Information shown —
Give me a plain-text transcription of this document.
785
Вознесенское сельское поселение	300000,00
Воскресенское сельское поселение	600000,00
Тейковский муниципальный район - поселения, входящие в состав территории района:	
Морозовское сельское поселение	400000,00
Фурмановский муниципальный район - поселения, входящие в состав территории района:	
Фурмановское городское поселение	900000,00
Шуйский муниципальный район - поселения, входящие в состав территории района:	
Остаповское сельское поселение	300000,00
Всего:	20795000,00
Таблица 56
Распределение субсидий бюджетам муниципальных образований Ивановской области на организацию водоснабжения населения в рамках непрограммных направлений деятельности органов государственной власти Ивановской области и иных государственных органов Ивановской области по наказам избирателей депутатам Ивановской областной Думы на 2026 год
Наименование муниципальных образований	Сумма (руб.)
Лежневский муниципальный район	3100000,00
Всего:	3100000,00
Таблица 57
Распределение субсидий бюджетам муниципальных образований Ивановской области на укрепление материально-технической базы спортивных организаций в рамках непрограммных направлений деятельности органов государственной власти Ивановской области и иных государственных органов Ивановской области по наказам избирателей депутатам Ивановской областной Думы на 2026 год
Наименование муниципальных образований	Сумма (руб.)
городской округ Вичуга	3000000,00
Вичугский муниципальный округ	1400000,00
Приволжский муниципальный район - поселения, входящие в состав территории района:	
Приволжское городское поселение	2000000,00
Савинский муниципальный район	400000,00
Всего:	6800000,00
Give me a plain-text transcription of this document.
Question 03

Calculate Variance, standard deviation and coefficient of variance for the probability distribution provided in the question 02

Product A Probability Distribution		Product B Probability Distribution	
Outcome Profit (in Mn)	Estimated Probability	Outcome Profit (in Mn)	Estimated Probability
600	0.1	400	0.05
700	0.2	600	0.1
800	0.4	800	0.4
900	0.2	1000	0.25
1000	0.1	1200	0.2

Task statement —
Extract the complete data, matching each line exactly.

Exercise solution —
Give me a plain-text transcription of this document.
785
Вознесенское сельское поселение	300000,00
Воскресенское сельское поселение	600000,00
Тейковский муниципальный район - поселения, входящие в состав территории района:	
Морозовское сельское поселение	400000,00
Фурмановский муниципальный район - поселения, входящие в состав территории района:	
Фурмановское городское поселение	900000,00
Шуйский муниципальный район - поселения, входящие в состав территории района:	
Остаповское сельское поселение	300000,00
Всего:	20795000,00
Таблица 56
Распределение субсидий бюджетам муниципальных образований Ивановской области на организацию водоснабжения населения в рамках непрограммных направлений деятельности органов государственной власти Ивановской области и иных государственных органов Ивановской области по наказам избирателей депутатам Ивановской областной Думы на 2026 год
Наименование муниципальных образований	Сумма (руб.)
Лежневский муниципальный район	3100000,00
Всего:	3100000,00
Таблица 57
Распределение субсидий бюджетам муниципальных образований Ивановской области на укрепление материально-технической базы спортивных организаций в рамках непрограммных направлений деятельности органов государственной власти Ивановской области и иных государственных органов Ивановской области по наказам избирателей депутатам Ивановской областной Думы на 2026 год
Наименование муниципальных образований	Сумма (руб.)
городской округ Вичуга	3000000,00
Вичугский муниципальный округ	1400000,00
Приволжский муниципальный район - поселения, входящие в состав территории района:	
Приволжское городское поселение	2000000,00
Савинский муниципальный район	400000,00
Всего:	6800000,00
Give me a plain-text transcription of this document.
Question 03

Calculate Variance, standard deviation and coefficient of variance for the probability distribution provided in the question 02

Product A Probability Distribution		Product B Probability Distribution	
Outcome Profit (in Mn)	Estimated Probability	Outcome Profit (in Mn)	Estimated Probability
600	0.1	400	0.05
700	0.2	600	0.1
800	0.4	800	0.4
900	0.2	1000	0.25
1000	0.1	1200	0.2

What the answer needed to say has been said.